如果无法正常启动，先排查是否是配置文件格式错误导致，可以只用Prometheus自带的工具来check。如果都是success就不是配置的问题，考虑权限或者其它因素。

一切正常后，可以通过浏览器访问Prometheus了

访问方式：ip:端口

比如：192.168.10.1:9090

通过Grapth下的关键参数来搜索，可以查看到有相关主机的数据，如果没有数据，查看是否有防火墙阻挡，如果有，放行策略。最小化放行

二 Grafana部署

由于grafana是一个rpm包，所以我们通过rpm的方式来安装

rpm -ivh grafana-6.7.3-1.x86_64.rpm

启动方式：

systemctl start grafana-server

systemctl enable grafana-server #设置为开机自启

查看是否正常启动

查看端口是否正常监听

同Prometheus一样，通过ip+端口来访问grafana

192.168.10.1:3000

初次登录的账号密码都是admin，首次登录必须修改密码。

■ **所给材料**
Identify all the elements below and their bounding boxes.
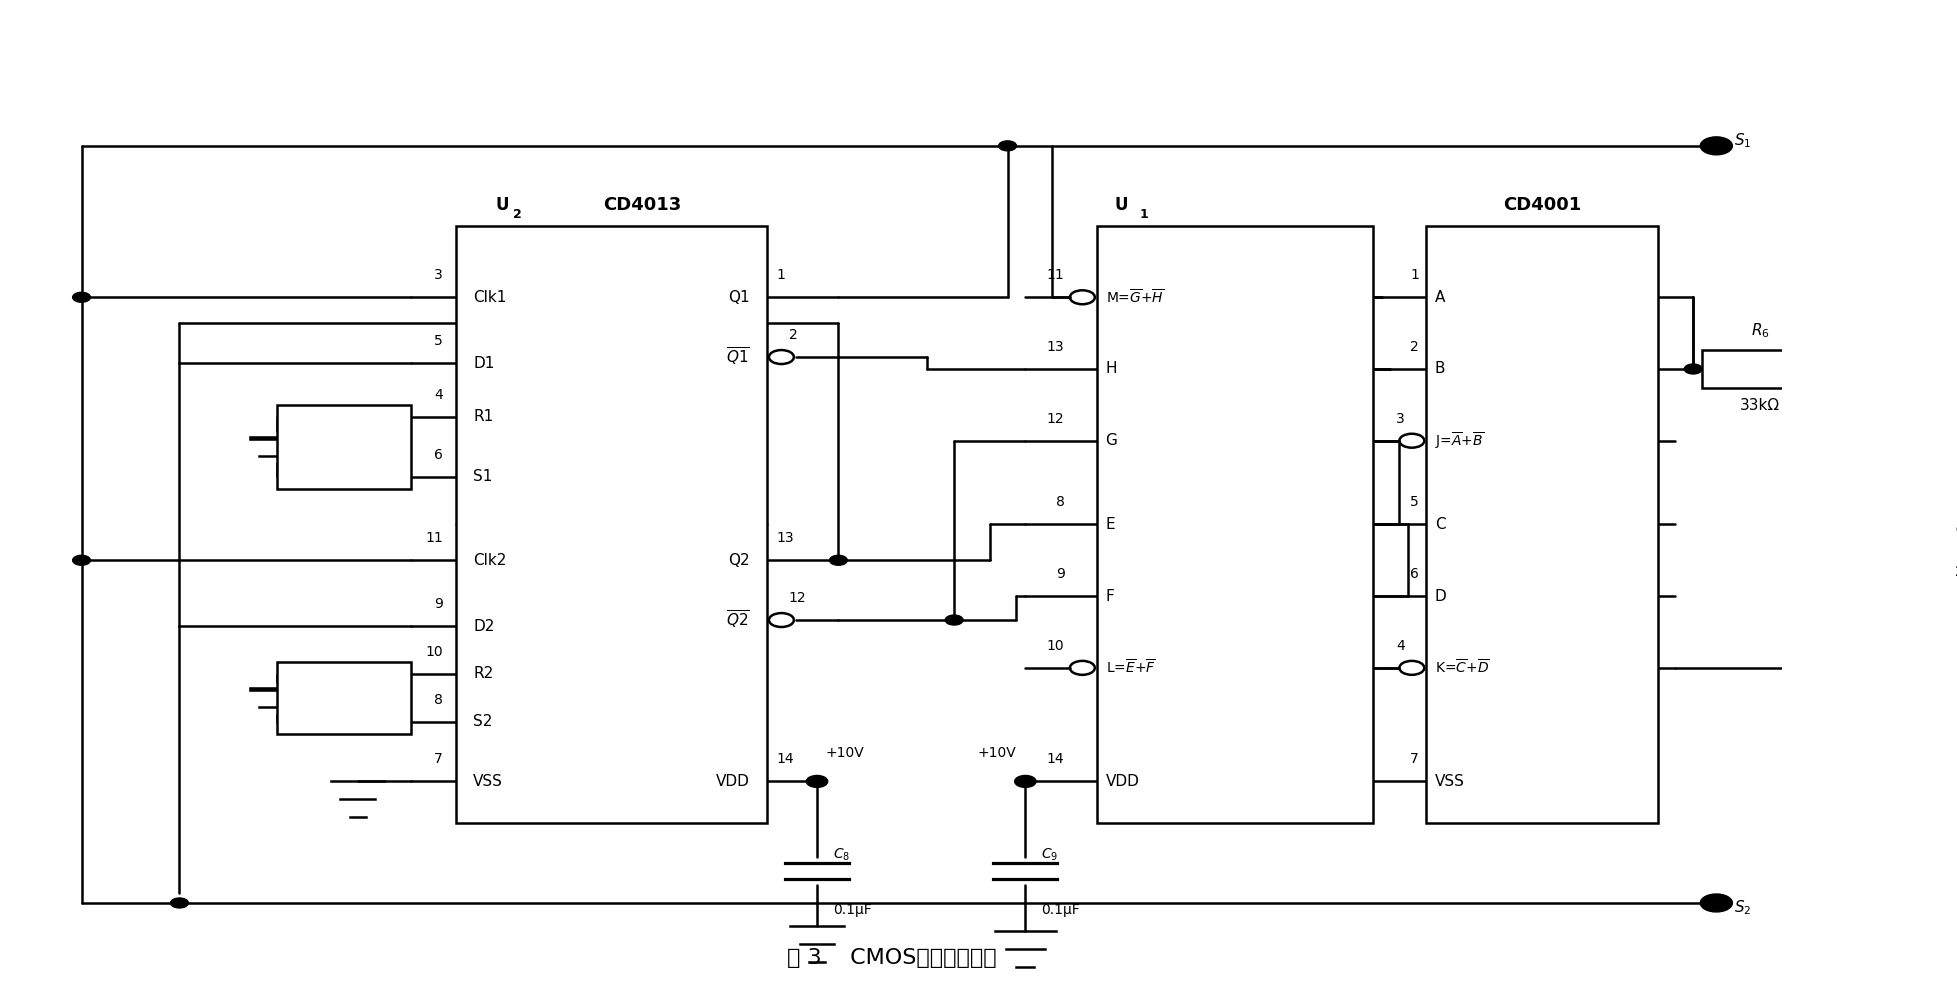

--

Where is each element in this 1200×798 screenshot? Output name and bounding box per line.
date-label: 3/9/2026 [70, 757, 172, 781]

■ **任务要求**
请把正文中以“如果无法正常启动”开头的段落改写成简短的要点列表，并保留其中的主要信息。

■ **完整作答**
- 无法正常启动时，先排查是否为配置文件格式错误，可用Prometheus自带的工具检查。
- 检查结果均为success，说明不是配置问题。
- 此时应考虑权限或其他因素。